| WRITTEN REQUEST |
Below are some records; return each one exactly.

| DATA ENTRIES |

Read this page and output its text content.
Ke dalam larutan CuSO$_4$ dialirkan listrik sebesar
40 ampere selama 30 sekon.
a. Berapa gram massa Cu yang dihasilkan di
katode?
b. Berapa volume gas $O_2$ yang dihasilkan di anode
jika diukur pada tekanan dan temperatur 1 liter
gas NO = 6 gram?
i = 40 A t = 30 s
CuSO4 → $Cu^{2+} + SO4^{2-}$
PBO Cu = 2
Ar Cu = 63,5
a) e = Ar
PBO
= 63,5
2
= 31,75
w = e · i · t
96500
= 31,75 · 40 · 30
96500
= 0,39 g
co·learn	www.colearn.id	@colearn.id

| SOLUTION TO THE PROBLEM |
Read this page and output its text content.
Ke dalam larutan CuSO$_4$ dialirkan listrik sebesar
40 ampere selama 30 sekon.
a. Berapa gram massa Cu yang dihasilkan di
katode?
b. Berapa volume gas $O_2$ yang dihasilkan di anode
jika diukur pada tekanan dan temperatur 1 liter
gas NO = 6 gram?
i = 40 A t = 30 s
CuSO4 → $Cu^{2+} + SO4^{2-}$
PBO Cu = 2
Ar Cu = 63,5
a) e = Ar
PBO
= 63,5
2
= 31,75
w = e · i · t
96500
= 31,75 · 40 · 30
96500
= 0,39 g
co·learn	www.colearn.id	@colearn.id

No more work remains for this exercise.